> **Goal**
Omit all images, then return the remaining material exactly as it stands.

**** Supplied records ****

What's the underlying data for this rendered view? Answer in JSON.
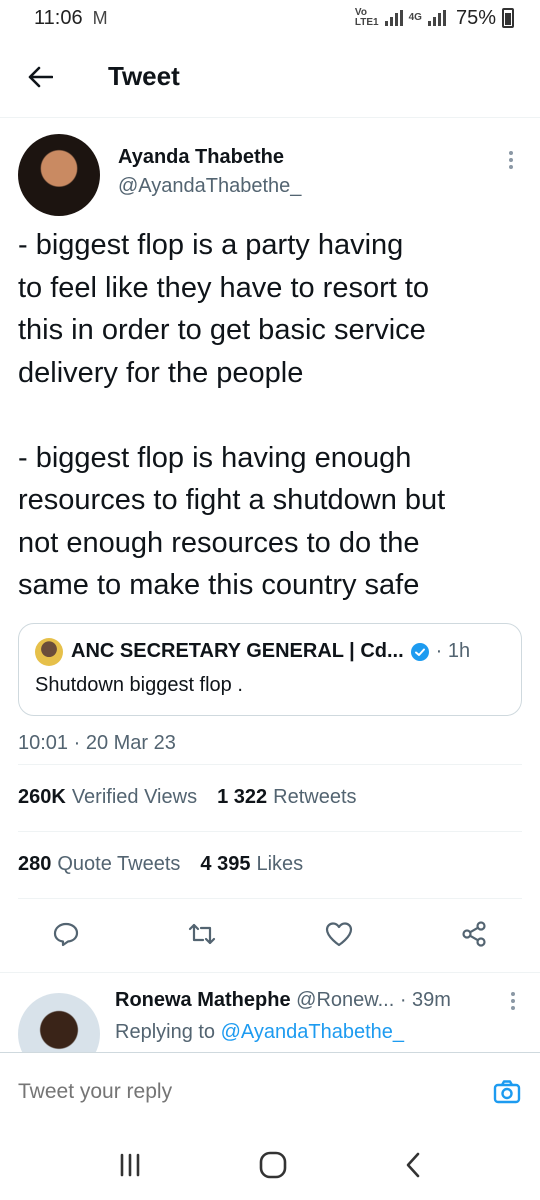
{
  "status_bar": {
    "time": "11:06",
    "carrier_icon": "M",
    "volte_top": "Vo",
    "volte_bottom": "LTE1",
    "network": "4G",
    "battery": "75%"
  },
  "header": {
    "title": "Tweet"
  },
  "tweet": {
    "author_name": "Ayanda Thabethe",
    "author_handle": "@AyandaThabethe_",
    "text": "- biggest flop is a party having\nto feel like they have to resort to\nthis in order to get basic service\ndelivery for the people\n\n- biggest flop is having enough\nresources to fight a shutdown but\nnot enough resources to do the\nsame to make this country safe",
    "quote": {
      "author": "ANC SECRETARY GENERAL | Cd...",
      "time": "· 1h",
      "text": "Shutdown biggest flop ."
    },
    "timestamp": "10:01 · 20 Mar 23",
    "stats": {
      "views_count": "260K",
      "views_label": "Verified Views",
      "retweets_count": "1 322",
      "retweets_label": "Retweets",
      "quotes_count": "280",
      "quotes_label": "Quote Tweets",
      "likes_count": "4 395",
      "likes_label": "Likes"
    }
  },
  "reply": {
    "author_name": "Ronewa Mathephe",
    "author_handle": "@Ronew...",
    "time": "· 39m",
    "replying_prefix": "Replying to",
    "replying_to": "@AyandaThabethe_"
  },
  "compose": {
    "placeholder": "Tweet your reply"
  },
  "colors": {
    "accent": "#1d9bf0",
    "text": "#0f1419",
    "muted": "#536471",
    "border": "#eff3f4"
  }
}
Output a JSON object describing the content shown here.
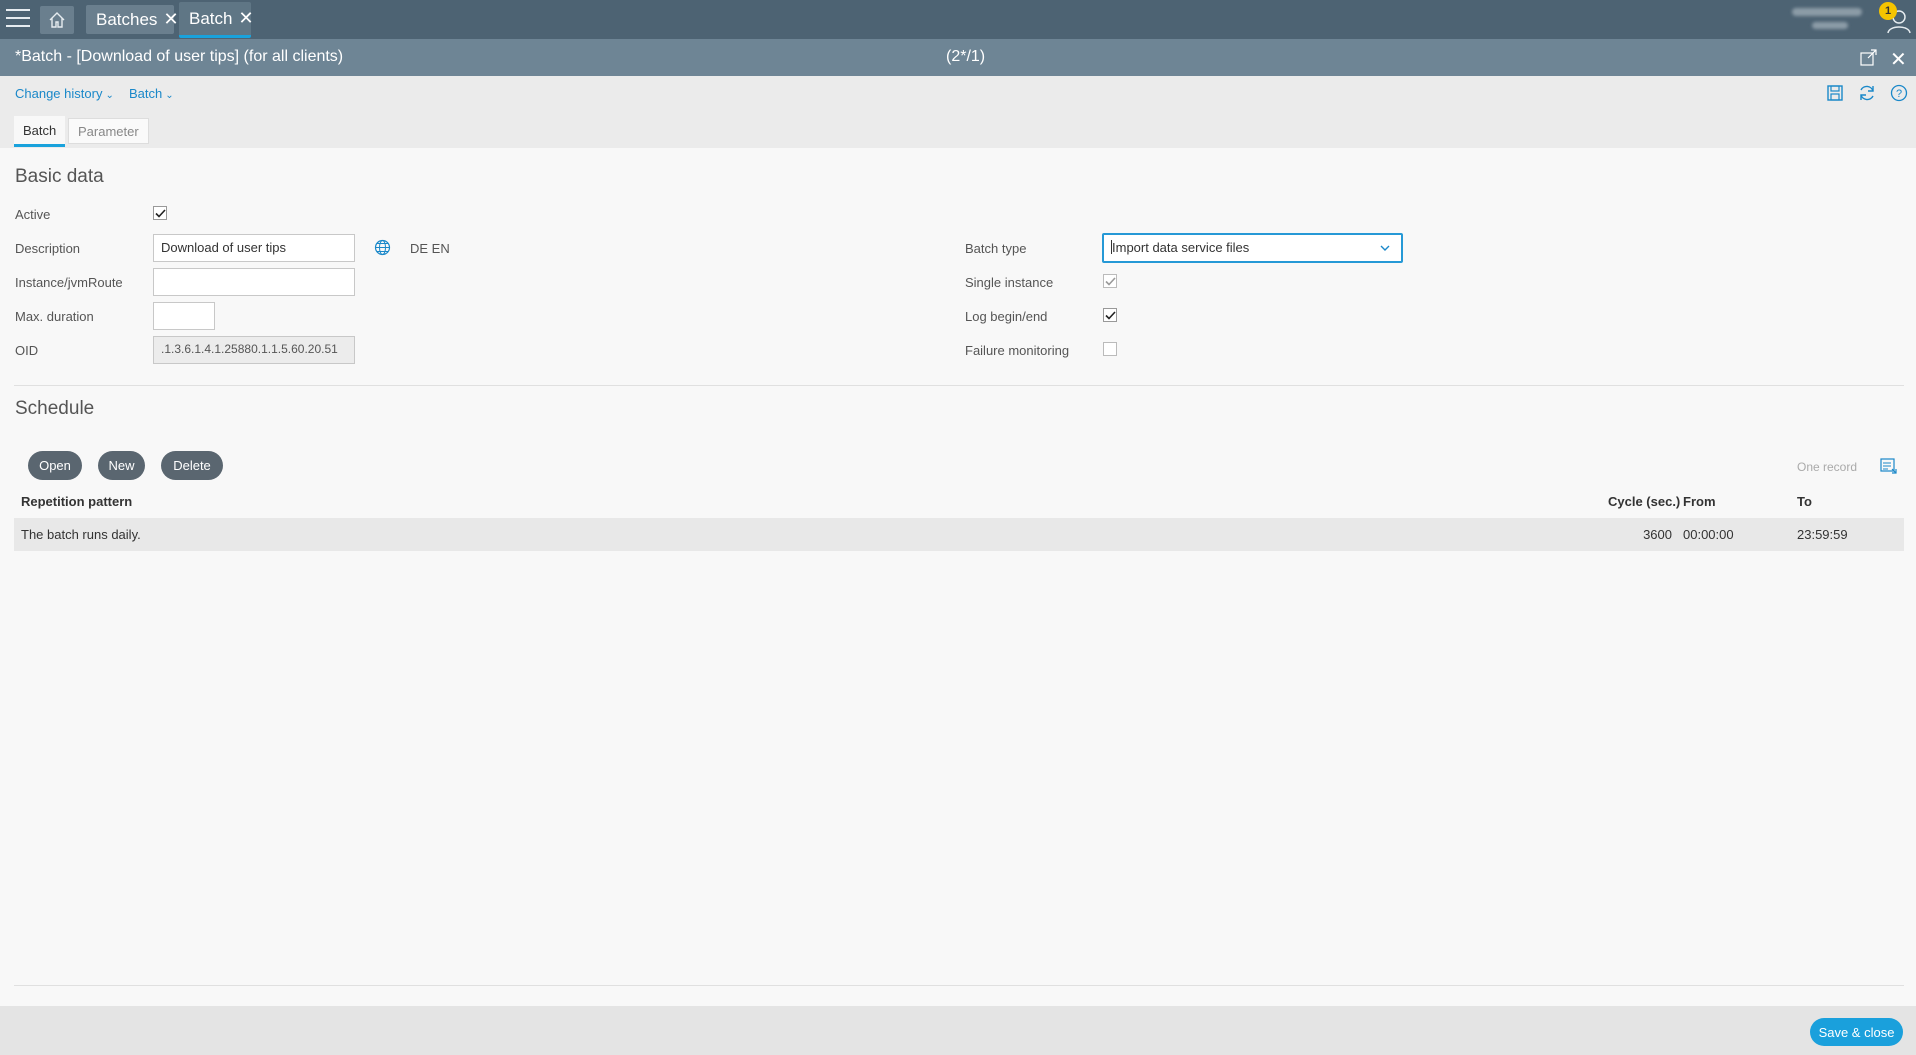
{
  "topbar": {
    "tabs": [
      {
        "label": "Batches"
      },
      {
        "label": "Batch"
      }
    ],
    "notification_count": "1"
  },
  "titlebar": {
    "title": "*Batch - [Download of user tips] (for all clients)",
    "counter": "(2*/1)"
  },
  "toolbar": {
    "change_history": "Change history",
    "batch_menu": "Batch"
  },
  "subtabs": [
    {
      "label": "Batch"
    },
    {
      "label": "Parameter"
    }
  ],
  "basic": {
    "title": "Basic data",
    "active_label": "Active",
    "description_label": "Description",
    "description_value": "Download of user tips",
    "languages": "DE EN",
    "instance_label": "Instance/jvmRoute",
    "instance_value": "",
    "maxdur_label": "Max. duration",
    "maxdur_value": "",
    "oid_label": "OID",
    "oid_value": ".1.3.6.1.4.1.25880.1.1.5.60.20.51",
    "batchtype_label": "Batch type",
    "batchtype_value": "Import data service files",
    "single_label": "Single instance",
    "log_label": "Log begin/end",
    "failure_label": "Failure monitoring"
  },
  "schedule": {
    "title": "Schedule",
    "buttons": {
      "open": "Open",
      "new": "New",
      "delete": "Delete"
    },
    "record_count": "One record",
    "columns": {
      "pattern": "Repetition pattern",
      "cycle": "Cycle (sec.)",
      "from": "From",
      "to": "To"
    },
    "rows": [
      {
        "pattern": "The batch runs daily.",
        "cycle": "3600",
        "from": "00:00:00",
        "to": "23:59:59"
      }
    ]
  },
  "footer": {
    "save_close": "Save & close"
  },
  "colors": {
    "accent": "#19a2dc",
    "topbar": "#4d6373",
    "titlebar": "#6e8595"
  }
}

****

> **Task response**
What's the underlying data for this rendered view? Answer in JSON.
{
  "status_bar": {
    "time": "11:06",
    "carrier_icon": "M",
    "volte_top": "Vo",
    "volte_bottom": "LTE1",
    "network": "4G",
    "battery": "75%"
  },
  "header": {
    "title": "Tweet"
  },
  "tweet": {
    "author_name": "Ayanda Thabethe",
    "author_handle": "@AyandaThabethe_",
    "text": "- biggest flop is a party having\nto feel like they have to resort to\nthis in order to get basic service\ndelivery for the people\n\n- biggest flop is having enough\nresources to fight a shutdown but\nnot enough resources to do the\nsame to make this country safe",
    "quote": {
      "author": "ANC SECRETARY GENERAL | Cd...",
      "time": "· 1h",
      "text": "Shutdown biggest flop ."
    },
    "timestamp": "10:01 · 20 Mar 23",
    "stats": {
      "views_count": "260K",
      "views_label": "Verified Views",
      "retweets_count": "1 322",
      "retweets_label": "Retweets",
      "quotes_count": "280",
      "quotes_label": "Quote Tweets",
      "likes_count": "4 395",
      "likes_label": "Likes"
    }
  },
  "reply": {
    "author_name": "Ronewa Mathephe",
    "author_handle": "@Ronew...",
    "time": "· 39m",
    "replying_prefix": "Replying to",
    "replying_to": "@AyandaThabethe_"
  },
  "compose": {
    "placeholder": "Tweet your reply"
  },
  "colors": {
    "accent": "#1d9bf0",
    "text": "#0f1419",
    "muted": "#536471",
    "border": "#eff3f4"
  }
}
Output a JSON object describing the content shown here.
{
  "topbar": {
    "tabs": [
      {
        "label": "Batches"
      },
      {
        "label": "Batch"
      }
    ],
    "notification_count": "1"
  },
  "titlebar": {
    "title": "*Batch - [Download of user tips] (for all clients)",
    "counter": "(2*/1)"
  },
  "toolbar": {
    "change_history": "Change history",
    "batch_menu": "Batch"
  },
  "subtabs": [
    {
      "label": "Batch"
    },
    {
      "label": "Parameter"
    }
  ],
  "basic": {
    "title": "Basic data",
    "active_label": "Active",
    "description_label": "Description",
    "description_value": "Download of user tips",
    "languages": "DE EN",
    "instance_label": "Instance/jvmRoute",
    "instance_value": "",
    "maxdur_label": "Max. duration",
    "maxdur_value": "",
    "oid_label": "OID",
    "oid_value": ".1.3.6.1.4.1.25880.1.1.5.60.20.51",
    "batchtype_label": "Batch type",
    "batchtype_value": "Import data service files",
    "single_label": "Single instance",
    "log_label": "Log begin/end",
    "failure_label": "Failure monitoring"
  },
  "schedule": {
    "title": "Schedule",
    "buttons": {
      "open": "Open",
      "new": "New",
      "delete": "Delete"
    },
    "record_count": "One record",
    "columns": {
      "pattern": "Repetition pattern",
      "cycle": "Cycle (sec.)",
      "from": "From",
      "to": "To"
    },
    "rows": [
      {
        "pattern": "The batch runs daily.",
        "cycle": "3600",
        "from": "00:00:00",
        "to": "23:59:59"
      }
    ]
  },
  "footer": {
    "save_close": "Save & close"
  },
  "colors": {
    "accent": "#19a2dc",
    "topbar": "#4d6373",
    "titlebar": "#6e8595"
  }
}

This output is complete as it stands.